* begin TASK DATA *

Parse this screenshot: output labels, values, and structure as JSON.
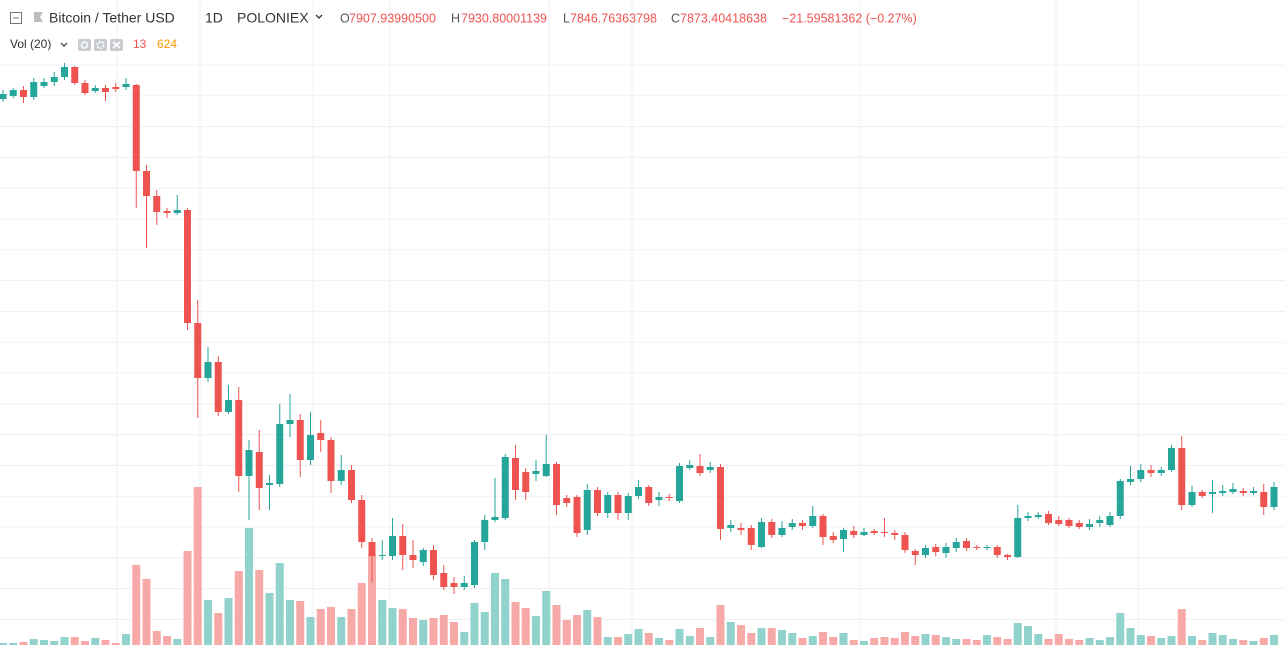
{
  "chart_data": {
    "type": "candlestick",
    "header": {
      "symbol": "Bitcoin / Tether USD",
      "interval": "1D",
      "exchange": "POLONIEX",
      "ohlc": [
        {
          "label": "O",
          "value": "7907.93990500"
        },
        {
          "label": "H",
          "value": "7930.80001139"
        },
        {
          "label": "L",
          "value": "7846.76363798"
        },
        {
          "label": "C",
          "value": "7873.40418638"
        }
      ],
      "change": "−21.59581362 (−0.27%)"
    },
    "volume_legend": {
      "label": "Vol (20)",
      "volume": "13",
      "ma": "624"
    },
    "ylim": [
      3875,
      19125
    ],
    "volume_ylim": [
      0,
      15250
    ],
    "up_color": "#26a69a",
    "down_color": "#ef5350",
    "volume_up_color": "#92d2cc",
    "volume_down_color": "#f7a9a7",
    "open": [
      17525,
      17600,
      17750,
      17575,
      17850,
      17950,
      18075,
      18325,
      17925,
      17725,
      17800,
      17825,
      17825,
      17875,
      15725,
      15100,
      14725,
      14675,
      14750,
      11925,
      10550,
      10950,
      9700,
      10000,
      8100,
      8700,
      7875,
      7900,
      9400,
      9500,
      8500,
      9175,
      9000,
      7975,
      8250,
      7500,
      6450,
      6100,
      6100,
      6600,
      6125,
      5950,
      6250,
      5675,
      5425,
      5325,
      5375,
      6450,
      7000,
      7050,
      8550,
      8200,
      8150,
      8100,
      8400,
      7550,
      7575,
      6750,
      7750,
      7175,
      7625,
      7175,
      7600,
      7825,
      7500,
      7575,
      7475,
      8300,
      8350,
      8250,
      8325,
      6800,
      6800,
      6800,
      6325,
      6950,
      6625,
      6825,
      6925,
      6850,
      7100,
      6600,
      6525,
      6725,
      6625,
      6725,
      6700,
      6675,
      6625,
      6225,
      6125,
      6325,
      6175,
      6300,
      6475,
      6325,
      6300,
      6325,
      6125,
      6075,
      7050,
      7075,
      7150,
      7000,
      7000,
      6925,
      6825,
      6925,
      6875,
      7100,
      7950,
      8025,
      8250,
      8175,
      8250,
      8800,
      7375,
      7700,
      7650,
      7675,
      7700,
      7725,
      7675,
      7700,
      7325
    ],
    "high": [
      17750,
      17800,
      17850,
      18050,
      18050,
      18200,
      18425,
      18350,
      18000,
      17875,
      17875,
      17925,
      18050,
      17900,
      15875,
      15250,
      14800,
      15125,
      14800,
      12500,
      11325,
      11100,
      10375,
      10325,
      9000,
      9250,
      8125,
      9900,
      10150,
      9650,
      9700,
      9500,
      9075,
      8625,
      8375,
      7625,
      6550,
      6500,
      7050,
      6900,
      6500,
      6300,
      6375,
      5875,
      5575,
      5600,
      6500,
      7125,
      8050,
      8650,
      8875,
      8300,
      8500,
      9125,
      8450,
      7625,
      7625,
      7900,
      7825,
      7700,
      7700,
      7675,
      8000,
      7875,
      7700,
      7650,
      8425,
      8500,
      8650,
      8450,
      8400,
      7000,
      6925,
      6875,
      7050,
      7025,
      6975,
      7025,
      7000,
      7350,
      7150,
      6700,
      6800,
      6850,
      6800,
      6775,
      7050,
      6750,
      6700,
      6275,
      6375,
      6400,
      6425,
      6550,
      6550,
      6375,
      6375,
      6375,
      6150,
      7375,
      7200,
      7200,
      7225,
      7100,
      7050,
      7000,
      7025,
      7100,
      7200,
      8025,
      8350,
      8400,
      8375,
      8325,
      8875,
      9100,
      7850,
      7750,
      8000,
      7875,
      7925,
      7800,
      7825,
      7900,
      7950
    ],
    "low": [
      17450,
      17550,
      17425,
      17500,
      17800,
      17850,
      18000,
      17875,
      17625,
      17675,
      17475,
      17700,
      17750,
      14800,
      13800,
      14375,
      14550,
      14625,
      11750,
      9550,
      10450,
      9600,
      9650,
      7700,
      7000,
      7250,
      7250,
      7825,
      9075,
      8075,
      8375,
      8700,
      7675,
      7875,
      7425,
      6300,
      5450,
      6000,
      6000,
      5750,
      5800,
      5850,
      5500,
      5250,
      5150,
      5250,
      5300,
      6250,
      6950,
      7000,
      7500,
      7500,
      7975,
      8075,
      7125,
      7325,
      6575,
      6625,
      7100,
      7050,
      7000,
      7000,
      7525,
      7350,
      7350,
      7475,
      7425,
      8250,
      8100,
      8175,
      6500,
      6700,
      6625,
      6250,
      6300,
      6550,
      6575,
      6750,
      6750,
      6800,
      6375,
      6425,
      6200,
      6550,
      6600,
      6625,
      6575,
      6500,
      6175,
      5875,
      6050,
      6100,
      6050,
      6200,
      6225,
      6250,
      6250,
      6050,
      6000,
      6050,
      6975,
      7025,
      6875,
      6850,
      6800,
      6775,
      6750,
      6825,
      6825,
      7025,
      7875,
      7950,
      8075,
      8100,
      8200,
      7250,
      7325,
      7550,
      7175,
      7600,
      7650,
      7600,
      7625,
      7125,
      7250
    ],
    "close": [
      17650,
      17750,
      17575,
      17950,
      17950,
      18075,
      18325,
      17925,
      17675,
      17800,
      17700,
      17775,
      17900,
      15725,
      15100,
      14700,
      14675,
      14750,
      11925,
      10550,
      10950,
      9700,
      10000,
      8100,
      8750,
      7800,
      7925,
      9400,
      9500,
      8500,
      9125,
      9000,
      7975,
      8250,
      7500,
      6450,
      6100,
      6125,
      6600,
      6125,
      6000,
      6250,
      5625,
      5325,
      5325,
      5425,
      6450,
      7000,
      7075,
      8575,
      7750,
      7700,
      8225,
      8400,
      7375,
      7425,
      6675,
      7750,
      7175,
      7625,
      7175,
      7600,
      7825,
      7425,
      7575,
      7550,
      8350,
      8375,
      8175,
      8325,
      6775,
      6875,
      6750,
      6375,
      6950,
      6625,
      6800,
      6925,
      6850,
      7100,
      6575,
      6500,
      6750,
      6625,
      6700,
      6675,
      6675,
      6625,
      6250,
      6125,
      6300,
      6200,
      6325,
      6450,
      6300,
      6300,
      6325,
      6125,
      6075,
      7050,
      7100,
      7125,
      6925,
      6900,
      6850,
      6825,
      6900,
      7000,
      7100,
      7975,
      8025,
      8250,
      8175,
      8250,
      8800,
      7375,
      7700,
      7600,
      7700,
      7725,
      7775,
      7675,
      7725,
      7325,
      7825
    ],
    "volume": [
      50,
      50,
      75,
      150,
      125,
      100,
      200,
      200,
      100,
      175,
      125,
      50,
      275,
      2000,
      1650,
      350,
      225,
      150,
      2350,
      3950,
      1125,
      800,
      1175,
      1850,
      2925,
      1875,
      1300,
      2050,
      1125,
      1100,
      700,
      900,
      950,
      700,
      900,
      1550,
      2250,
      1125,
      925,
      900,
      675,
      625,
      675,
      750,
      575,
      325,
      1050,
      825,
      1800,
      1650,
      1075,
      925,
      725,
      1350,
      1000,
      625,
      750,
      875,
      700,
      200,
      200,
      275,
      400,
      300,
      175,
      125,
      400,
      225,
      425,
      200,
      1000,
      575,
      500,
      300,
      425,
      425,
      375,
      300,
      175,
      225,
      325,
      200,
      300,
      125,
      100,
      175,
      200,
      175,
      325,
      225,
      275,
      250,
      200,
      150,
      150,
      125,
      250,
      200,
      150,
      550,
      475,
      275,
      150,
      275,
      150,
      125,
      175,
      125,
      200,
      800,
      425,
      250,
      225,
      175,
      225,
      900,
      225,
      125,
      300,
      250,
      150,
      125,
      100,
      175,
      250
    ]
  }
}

* end TASK DATA *
* begin TASK DATA *

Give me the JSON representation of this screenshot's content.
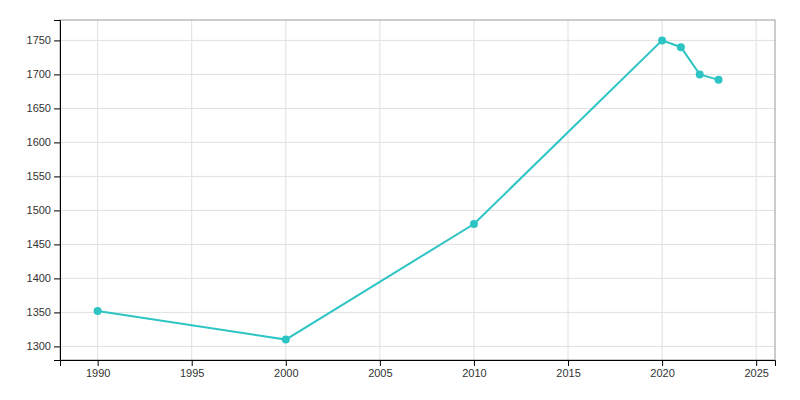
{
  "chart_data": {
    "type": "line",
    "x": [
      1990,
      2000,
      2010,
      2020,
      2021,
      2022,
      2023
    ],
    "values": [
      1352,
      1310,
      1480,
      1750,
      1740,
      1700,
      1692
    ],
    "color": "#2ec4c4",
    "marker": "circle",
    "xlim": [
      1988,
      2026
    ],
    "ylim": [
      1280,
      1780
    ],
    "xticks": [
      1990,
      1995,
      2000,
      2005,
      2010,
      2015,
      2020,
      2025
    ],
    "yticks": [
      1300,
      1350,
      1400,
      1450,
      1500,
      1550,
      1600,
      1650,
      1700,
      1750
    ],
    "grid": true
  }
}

* end TASK DATA *
* begin TASK DATA *

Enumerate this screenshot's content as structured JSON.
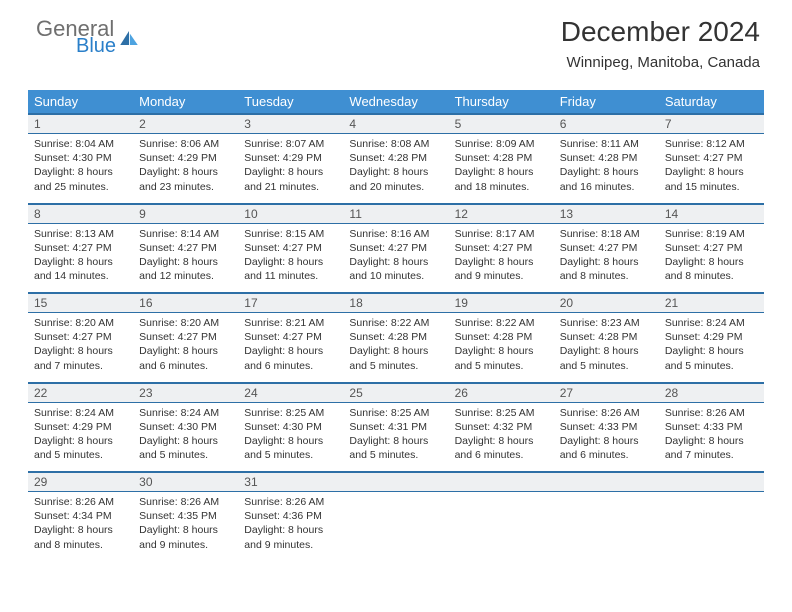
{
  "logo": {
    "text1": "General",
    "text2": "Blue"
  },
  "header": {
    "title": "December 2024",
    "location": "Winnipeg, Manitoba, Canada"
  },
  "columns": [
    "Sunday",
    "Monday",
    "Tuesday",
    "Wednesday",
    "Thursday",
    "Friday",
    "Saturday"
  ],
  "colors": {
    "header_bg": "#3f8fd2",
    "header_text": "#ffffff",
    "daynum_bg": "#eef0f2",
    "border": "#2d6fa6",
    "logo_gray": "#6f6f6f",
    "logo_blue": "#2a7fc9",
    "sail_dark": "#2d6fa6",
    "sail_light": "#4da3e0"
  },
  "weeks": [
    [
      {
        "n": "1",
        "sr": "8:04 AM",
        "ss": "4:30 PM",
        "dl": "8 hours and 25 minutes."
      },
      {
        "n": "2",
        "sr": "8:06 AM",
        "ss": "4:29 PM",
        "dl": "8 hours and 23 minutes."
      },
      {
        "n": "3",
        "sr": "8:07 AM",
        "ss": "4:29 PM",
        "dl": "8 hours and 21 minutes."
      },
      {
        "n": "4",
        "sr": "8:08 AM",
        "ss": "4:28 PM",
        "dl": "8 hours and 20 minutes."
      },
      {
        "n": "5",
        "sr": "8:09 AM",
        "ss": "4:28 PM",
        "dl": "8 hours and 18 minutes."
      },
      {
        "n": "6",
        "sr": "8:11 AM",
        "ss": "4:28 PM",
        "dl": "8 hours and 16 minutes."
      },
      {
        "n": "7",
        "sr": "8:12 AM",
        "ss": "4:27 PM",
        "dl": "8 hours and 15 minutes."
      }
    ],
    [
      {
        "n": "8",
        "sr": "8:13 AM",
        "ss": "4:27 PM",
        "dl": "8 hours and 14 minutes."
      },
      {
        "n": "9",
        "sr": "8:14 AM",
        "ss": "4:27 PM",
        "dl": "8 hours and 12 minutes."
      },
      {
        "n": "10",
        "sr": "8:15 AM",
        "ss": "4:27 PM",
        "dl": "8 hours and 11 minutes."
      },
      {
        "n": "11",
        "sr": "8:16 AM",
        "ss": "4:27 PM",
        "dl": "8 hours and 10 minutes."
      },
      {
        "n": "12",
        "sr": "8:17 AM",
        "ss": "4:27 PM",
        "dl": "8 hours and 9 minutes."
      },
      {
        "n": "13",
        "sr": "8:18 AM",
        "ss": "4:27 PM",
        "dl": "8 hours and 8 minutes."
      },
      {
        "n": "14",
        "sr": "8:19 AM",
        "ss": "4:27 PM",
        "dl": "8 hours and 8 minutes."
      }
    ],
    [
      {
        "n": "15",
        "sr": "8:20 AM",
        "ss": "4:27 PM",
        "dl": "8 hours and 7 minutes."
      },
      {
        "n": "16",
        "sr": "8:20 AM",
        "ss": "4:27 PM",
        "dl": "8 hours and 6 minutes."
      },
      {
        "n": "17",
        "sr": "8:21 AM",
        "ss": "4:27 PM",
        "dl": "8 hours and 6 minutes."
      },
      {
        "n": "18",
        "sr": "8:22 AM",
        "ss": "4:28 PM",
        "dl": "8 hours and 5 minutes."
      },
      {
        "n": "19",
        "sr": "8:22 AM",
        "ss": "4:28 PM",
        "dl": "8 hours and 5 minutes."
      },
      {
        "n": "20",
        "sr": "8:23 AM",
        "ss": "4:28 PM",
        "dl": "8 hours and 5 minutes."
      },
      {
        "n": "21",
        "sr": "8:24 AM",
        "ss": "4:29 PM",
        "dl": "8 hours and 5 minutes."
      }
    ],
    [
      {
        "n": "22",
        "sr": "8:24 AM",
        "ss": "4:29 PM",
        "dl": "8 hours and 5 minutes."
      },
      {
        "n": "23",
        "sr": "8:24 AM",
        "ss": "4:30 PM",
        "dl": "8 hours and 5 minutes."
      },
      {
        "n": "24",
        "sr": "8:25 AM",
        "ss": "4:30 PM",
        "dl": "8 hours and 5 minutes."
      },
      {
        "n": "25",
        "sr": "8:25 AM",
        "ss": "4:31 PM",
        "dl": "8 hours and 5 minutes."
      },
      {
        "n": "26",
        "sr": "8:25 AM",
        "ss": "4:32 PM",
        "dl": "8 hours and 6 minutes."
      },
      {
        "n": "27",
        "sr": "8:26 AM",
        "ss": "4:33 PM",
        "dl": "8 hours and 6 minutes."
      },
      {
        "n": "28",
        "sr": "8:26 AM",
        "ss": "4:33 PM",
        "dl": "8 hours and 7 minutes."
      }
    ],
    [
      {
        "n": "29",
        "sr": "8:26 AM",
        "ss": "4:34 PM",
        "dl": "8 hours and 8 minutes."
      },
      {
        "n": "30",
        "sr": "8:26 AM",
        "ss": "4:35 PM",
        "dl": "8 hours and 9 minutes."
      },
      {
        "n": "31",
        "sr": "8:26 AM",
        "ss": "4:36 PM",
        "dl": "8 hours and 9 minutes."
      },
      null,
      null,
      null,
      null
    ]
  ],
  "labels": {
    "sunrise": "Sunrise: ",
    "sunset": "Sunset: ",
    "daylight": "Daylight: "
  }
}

* end TASK DATA *

[WORK TO DO]
Choose all lines containing the string "values" and copy them out.

[EXPECTED ANSWER]
Parse this screenshot: output labels, values, and structure as JSON.
    "values": [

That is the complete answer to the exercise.